◆ Records from a collection
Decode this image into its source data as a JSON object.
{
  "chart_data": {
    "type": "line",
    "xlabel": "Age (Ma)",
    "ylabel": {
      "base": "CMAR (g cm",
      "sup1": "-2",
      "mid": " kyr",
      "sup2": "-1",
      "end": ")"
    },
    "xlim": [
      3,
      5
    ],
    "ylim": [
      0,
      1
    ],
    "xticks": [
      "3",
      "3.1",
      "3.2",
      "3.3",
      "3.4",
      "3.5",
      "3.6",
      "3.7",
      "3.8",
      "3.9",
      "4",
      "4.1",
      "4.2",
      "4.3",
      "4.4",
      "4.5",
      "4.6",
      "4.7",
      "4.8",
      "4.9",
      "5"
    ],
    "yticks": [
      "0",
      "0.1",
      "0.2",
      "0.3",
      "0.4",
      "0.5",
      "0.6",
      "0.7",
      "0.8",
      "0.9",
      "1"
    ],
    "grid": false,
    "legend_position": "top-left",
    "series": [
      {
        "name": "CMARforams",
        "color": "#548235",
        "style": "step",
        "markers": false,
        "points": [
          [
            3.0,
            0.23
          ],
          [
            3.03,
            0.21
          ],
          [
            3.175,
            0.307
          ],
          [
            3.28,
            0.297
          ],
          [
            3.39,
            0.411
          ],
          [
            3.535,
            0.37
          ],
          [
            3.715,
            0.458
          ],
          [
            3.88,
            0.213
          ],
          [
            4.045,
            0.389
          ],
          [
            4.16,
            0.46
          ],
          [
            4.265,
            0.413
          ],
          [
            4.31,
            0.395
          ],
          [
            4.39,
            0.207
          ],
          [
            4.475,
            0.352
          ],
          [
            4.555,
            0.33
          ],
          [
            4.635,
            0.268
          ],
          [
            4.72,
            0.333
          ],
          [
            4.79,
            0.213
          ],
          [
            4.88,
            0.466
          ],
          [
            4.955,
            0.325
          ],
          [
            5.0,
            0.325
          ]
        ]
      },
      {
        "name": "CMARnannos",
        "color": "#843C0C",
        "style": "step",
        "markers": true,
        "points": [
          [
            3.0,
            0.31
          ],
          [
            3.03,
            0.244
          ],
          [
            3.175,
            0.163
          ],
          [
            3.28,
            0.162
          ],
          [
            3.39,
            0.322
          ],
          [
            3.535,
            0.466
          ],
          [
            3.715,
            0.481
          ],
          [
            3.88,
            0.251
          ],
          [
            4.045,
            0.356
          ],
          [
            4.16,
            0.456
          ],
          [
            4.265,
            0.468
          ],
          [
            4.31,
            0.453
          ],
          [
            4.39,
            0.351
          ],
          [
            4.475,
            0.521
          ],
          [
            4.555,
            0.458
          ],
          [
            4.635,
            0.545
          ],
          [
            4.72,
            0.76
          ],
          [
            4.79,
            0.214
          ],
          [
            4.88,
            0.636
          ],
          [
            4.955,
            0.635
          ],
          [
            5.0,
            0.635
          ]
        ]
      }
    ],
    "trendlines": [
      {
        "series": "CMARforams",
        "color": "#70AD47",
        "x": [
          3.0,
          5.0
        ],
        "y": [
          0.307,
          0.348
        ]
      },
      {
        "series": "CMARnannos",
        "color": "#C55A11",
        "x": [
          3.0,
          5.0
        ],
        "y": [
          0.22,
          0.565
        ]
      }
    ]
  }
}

==

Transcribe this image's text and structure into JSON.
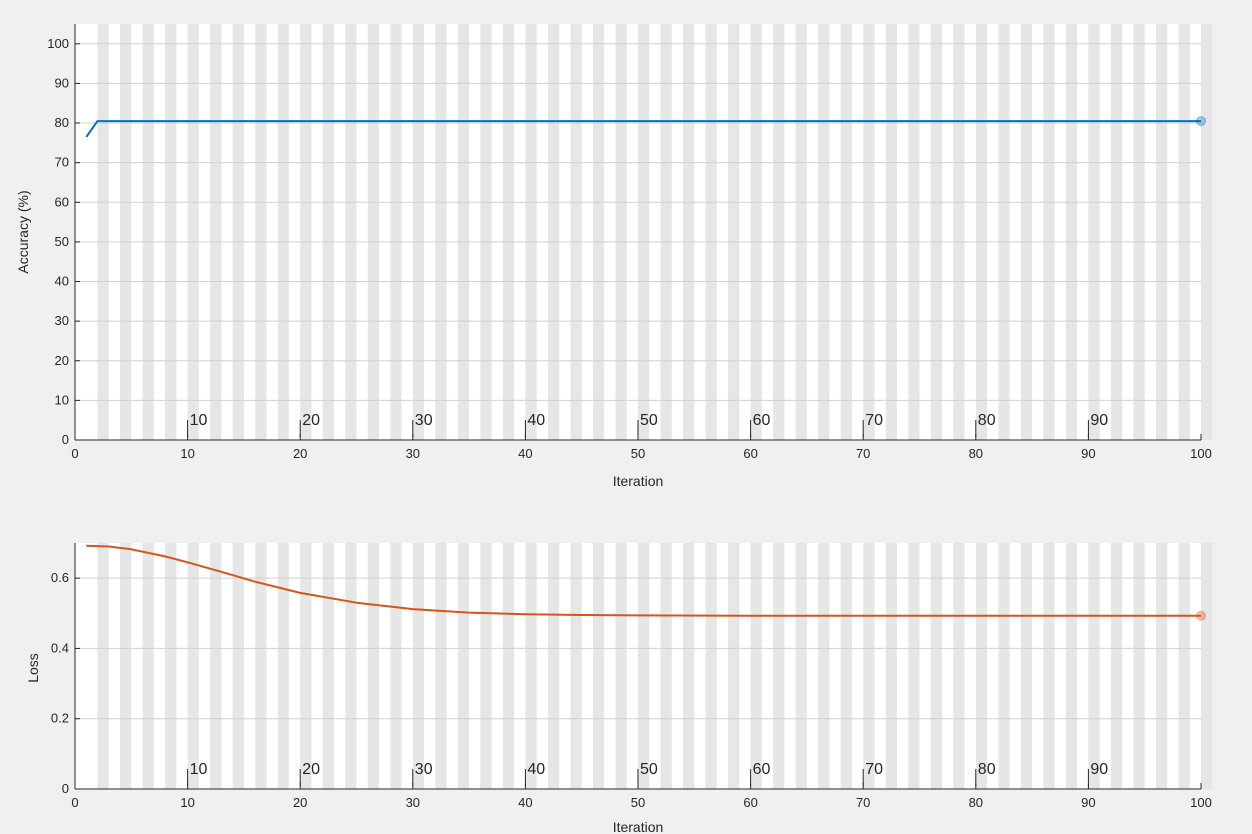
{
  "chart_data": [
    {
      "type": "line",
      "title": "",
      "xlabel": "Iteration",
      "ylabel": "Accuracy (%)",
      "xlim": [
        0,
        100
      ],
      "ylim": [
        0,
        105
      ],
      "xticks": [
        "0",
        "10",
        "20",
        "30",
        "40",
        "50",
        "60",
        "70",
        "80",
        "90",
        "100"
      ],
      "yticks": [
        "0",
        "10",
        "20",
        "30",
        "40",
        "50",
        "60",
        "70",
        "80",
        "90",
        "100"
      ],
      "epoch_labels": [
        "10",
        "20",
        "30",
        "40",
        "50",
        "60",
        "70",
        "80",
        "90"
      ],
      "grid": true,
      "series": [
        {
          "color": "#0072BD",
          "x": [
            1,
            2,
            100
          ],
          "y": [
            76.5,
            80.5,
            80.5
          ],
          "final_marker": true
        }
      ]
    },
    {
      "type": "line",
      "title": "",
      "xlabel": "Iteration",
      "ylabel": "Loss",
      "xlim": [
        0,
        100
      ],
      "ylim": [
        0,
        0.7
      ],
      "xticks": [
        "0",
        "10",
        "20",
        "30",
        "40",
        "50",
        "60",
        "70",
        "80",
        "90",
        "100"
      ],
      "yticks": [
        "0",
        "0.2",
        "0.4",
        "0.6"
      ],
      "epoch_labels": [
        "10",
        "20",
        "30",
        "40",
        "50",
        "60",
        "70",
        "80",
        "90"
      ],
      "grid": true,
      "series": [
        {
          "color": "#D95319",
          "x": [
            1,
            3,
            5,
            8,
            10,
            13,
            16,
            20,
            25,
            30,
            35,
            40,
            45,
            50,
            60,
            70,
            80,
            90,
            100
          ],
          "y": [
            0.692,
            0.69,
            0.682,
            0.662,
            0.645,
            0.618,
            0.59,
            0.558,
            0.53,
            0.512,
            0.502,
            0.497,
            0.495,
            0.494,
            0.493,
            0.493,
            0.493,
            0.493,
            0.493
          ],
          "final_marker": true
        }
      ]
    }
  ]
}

◆ EXERCISE PROMPT
Tally the lines of the data that hold the string "ylabel". Answer with the number and nothing more.

◆ THE ANSWER
3